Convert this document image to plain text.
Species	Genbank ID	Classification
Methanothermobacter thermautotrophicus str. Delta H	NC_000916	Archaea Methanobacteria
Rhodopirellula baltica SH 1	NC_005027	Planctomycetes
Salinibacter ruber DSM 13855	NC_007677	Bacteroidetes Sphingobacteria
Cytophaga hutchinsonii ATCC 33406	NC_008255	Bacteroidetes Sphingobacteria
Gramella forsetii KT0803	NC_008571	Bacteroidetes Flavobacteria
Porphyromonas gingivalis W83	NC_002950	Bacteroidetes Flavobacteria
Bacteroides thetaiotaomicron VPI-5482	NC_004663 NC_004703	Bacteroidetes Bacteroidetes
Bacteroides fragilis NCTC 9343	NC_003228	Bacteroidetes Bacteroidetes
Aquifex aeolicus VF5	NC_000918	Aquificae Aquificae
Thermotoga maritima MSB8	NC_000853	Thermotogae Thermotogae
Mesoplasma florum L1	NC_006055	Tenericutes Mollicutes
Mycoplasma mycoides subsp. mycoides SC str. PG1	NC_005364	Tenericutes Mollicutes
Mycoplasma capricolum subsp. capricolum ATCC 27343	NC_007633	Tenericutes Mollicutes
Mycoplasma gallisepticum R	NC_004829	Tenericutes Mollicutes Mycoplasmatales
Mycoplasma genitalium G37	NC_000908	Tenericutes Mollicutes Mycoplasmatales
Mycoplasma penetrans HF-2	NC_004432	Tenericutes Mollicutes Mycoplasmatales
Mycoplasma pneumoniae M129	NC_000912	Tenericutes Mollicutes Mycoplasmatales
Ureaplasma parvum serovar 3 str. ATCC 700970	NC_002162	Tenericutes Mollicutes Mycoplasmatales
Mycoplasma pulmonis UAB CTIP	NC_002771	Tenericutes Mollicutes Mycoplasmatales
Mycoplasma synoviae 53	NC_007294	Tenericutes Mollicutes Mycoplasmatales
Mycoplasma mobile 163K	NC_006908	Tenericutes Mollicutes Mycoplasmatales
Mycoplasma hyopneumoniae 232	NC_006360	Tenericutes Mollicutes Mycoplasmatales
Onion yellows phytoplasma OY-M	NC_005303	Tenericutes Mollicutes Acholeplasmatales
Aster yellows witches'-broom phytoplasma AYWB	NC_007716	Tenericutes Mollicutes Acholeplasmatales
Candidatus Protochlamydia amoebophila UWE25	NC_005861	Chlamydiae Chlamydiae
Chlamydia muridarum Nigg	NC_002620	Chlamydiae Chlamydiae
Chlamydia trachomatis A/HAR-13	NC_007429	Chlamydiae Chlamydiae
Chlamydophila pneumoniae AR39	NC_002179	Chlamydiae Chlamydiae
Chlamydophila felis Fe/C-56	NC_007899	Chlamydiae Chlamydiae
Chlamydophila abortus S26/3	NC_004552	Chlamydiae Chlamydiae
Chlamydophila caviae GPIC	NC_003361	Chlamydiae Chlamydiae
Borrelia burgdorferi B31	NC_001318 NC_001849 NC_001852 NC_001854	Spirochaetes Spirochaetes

:: TASK DIRECTIONS ::
A single number is the whole answer: how many lines in the data above hold the string "Acholeplasmatales".

:: EXERCISE OUTPUT ::
2